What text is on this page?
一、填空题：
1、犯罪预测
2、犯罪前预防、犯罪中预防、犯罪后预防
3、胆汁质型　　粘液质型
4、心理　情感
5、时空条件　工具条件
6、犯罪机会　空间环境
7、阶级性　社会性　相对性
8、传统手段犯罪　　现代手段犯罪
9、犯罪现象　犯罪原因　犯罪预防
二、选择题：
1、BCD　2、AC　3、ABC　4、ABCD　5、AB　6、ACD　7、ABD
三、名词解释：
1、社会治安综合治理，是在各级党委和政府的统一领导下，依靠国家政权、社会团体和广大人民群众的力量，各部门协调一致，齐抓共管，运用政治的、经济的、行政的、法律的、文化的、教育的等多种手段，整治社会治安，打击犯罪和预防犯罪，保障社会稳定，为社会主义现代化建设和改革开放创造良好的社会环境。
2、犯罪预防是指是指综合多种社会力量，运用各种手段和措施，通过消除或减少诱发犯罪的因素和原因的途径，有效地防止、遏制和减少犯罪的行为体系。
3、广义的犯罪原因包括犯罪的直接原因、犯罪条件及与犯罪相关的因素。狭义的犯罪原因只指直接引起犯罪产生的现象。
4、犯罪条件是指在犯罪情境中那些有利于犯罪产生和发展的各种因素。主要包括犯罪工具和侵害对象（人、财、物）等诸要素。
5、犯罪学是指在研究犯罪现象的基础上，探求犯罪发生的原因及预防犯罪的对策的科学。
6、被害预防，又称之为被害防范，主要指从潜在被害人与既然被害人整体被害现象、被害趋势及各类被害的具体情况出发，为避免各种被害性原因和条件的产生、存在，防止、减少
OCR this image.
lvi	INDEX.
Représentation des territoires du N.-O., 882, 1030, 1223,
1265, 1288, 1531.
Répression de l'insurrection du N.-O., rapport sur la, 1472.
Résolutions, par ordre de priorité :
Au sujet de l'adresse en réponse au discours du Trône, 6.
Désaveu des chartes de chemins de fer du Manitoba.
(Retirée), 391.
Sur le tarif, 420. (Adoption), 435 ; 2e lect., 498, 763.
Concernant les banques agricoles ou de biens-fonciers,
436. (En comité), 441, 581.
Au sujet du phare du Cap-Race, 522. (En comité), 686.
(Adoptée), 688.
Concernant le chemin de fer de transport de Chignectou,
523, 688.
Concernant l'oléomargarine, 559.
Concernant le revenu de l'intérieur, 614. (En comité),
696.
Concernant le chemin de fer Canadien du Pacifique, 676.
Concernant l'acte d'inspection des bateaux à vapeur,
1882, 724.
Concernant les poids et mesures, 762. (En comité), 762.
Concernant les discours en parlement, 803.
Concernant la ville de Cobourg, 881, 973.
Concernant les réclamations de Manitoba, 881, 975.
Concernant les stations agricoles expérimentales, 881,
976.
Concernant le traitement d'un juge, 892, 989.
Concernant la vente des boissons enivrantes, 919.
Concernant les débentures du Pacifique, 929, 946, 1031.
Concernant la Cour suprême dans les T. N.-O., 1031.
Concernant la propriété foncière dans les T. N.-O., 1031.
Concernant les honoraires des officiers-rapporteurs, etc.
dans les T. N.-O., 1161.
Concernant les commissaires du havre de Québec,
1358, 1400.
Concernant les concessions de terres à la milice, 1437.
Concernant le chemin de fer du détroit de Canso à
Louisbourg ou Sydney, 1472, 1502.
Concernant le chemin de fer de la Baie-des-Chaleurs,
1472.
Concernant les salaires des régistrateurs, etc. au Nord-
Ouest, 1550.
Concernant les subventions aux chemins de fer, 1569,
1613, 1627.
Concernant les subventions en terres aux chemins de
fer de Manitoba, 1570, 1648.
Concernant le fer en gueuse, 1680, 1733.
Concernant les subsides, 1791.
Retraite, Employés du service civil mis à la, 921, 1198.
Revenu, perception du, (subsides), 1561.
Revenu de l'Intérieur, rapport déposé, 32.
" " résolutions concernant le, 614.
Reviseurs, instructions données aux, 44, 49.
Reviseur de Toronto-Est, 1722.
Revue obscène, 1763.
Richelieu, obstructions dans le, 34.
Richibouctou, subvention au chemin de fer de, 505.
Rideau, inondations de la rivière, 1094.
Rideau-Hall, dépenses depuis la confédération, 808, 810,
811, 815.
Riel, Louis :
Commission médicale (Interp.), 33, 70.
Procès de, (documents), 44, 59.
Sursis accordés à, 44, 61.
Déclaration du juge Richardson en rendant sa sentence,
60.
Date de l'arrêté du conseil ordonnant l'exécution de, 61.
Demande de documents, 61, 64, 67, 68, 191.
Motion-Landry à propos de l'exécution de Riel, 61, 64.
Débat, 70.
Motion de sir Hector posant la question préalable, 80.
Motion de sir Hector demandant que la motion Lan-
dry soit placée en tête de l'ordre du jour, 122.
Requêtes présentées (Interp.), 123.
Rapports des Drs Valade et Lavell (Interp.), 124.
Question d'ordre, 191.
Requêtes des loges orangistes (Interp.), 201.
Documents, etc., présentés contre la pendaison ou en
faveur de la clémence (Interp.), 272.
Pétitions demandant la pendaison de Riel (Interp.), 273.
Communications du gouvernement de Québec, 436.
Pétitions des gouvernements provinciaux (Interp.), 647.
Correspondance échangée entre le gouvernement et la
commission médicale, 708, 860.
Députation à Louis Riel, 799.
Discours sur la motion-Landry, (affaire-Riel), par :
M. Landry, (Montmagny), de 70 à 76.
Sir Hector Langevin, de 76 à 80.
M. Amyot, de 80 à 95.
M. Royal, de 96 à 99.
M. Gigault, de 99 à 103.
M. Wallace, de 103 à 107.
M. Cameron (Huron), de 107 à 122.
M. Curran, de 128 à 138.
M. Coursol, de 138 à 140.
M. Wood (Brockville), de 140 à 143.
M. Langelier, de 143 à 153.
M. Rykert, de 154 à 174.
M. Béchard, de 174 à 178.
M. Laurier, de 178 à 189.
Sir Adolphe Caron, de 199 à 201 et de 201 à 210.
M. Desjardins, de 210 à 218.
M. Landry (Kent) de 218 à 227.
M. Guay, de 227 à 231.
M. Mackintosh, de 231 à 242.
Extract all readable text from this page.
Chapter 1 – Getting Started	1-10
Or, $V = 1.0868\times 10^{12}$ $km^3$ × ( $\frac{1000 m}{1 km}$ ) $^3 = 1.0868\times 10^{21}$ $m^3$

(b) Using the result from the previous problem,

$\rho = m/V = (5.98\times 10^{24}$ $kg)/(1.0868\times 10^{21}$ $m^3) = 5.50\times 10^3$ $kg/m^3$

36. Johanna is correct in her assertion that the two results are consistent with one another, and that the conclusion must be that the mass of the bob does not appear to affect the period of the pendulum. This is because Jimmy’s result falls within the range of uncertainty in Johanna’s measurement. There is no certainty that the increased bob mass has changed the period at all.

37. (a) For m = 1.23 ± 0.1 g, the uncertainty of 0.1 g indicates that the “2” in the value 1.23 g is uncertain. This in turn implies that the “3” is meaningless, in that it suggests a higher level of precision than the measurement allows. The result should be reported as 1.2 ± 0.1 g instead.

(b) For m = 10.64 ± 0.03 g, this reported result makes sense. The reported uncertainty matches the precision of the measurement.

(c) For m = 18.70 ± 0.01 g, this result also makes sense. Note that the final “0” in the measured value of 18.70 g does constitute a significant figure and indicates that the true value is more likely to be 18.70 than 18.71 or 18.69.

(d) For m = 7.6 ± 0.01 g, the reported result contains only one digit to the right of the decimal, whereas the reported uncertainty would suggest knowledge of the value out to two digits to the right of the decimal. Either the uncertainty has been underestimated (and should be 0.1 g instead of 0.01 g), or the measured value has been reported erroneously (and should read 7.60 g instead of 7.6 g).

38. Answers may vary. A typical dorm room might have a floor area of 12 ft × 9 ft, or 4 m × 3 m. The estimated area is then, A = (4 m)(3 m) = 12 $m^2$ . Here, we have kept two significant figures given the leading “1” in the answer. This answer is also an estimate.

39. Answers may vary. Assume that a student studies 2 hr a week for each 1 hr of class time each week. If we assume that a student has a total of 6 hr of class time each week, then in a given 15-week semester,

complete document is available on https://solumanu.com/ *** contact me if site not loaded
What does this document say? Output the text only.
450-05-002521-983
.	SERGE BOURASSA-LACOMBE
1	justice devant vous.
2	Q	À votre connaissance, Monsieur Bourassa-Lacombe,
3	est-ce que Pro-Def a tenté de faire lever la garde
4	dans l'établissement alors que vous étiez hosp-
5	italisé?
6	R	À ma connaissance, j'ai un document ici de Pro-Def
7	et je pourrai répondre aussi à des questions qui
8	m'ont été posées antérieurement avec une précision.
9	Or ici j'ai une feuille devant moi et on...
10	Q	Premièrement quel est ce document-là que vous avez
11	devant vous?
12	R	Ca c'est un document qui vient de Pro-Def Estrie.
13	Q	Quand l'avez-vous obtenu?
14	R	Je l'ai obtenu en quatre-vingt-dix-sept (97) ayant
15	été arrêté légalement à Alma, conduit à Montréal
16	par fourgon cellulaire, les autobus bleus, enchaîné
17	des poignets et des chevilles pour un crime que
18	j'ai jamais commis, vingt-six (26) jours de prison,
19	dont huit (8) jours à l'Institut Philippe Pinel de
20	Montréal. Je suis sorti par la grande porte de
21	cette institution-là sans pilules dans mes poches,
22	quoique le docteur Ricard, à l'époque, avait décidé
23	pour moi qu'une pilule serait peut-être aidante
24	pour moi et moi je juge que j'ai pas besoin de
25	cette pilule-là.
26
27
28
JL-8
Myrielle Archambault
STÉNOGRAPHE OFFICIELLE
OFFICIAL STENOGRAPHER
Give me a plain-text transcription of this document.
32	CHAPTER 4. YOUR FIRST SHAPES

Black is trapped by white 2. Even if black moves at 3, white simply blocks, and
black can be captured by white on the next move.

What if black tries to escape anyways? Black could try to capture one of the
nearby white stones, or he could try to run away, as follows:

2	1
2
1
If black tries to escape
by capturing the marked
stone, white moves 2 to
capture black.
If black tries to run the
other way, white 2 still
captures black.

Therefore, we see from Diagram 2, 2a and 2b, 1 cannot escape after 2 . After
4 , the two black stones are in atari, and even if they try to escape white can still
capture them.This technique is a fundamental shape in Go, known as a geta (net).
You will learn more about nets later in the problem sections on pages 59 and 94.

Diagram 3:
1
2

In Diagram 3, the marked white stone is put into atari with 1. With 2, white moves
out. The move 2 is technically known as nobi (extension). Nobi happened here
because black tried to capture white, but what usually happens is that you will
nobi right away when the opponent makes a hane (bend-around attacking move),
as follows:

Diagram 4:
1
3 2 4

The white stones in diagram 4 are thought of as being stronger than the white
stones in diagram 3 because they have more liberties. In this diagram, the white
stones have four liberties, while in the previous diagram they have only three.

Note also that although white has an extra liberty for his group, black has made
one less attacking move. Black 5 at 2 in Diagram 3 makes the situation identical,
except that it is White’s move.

================

> _Written request_: Pick out each line containing "Note" and report it.

> _Correct answer_:
(c) For m = 18.70 ± 0.01 g, this result also makes sense. Note that the final “0” in the measured value of 18.70 g does constitute a significant figure and indicates that the true value is more likely to be 18.70 than 18.71 or 18.69.
Note also that although white has an extra liberty for his group, black has made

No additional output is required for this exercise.